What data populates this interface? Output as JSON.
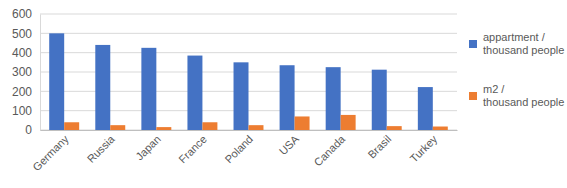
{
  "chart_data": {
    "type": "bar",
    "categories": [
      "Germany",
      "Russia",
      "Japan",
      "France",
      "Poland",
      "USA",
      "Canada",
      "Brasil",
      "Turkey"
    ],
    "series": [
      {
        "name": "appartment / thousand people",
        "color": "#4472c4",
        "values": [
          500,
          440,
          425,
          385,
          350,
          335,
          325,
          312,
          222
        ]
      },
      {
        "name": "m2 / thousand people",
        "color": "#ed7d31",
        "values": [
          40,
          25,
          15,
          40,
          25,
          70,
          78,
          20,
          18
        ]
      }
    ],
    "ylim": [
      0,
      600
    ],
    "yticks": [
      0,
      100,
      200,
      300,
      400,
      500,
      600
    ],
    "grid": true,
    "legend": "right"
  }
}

==

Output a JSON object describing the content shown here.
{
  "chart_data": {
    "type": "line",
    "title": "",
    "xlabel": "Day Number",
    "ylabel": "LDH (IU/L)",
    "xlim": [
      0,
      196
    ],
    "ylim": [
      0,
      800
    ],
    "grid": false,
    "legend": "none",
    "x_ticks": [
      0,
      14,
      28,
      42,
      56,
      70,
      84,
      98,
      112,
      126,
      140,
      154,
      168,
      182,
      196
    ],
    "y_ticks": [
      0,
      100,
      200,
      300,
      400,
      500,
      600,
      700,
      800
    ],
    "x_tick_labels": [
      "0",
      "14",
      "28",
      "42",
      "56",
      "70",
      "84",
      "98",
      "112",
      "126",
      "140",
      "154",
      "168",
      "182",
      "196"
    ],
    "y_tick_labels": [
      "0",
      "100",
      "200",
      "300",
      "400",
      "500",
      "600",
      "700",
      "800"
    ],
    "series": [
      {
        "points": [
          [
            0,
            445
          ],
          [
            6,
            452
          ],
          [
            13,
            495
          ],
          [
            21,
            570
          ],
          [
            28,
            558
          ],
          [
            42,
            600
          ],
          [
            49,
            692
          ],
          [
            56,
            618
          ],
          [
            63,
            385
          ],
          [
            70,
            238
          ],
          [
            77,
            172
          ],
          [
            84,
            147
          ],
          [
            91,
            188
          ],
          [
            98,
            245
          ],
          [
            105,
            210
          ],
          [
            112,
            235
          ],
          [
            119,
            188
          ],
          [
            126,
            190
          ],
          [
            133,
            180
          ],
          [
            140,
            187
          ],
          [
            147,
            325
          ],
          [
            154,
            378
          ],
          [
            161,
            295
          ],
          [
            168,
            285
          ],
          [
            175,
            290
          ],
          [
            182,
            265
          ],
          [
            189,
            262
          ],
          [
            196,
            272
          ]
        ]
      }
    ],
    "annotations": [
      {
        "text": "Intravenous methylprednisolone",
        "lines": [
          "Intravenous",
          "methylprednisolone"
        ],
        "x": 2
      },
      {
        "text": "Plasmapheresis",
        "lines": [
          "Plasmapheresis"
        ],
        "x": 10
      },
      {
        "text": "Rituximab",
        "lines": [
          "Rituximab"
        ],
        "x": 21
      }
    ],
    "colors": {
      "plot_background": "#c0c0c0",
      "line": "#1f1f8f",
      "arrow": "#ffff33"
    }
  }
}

* * *

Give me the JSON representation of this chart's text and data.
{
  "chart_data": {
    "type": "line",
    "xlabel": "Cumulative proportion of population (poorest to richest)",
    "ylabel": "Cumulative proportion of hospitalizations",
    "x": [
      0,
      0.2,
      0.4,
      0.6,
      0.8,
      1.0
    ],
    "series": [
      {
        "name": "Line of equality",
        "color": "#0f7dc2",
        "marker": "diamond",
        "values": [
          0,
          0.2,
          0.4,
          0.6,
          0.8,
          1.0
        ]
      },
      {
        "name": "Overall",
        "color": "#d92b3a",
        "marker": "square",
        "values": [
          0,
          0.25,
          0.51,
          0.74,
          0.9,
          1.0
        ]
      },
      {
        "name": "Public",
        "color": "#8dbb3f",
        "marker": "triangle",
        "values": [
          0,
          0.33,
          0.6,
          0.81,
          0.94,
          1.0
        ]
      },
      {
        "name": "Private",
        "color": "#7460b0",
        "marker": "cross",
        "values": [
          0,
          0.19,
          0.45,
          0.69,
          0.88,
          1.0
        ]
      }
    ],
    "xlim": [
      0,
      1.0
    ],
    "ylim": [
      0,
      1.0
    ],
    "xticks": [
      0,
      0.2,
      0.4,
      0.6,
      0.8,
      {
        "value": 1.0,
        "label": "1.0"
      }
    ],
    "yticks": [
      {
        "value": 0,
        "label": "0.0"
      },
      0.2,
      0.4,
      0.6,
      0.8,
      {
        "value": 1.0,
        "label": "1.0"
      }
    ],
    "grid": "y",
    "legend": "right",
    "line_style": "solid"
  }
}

#### STATED TASK
Above are the records. Identify each line that contains the word "text".

#### SOLUTION TO THIS EXERCISE
        "text": "Intravenous methylprednisolone",
        "text": "Plasmapheresis",
        "text": "Rituximab",
Give me the JSON representation of this chart's text and data.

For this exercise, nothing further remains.